_Requirement_: Output the material beneath exactly, leaving nothing out.

(Saved entries)
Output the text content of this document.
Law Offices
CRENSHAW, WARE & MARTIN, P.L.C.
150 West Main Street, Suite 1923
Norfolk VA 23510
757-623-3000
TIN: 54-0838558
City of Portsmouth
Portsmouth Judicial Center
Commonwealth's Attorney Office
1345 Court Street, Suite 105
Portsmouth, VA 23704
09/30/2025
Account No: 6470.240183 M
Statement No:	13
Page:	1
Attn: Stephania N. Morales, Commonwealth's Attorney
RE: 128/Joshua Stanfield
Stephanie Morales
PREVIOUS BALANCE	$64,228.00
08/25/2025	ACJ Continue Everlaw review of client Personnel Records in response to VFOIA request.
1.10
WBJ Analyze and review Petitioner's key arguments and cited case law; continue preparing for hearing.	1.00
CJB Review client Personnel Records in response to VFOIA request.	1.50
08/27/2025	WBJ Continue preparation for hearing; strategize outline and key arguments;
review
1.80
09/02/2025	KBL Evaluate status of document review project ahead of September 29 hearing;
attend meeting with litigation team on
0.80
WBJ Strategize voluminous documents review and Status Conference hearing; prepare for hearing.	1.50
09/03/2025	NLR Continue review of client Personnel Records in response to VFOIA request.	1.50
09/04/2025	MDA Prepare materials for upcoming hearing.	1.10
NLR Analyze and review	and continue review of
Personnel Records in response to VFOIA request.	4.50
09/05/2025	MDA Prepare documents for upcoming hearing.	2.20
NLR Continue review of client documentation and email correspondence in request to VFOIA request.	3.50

_Response for this exercise_:
Output the text content of this document.
Law Offices
CRENSHAW, WARE & MARTIN, P.L.C.
150 West Main Street, Suite 1923
Norfolk VA 23510
757-623-3000
TIN: 54-0838558
City of Portsmouth
Portsmouth Judicial Center
Commonwealth's Attorney Office
1345 Court Street, Suite 105
Portsmouth, VA 23704
09/30/2025
Account No: 6470.240183 M
Statement No:	13
Page:	1
Attn: Stephania N. Morales, Commonwealth's Attorney
RE: 128/Joshua Stanfield
Stephanie Morales
PREVIOUS BALANCE	$64,228.00
08/25/2025	ACJ Continue Everlaw review of client Personnel Records in response to VFOIA request.
1.10
WBJ Analyze and review Petitioner's key arguments and cited case law; continue preparing for hearing.	1.00
CJB Review client Personnel Records in response to VFOIA request.	1.50
08/27/2025	WBJ Continue preparation for hearing; strategize outline and key arguments;
review
1.80
09/02/2025	KBL Evaluate status of document review project ahead of September 29 hearing;
attend meeting with litigation team on
0.80
WBJ Strategize voluminous documents review and Status Conference hearing; prepare for hearing.	1.50
09/03/2025	NLR Continue review of client Personnel Records in response to VFOIA request.	1.50
09/04/2025	MDA Prepare materials for upcoming hearing.	1.10
NLR Analyze and review	and continue review of
Personnel Records in response to VFOIA request.	4.50
09/05/2025	MDA Prepare documents for upcoming hearing.	2.20
NLR Continue review of client documentation and email correspondence in request to VFOIA request.	3.50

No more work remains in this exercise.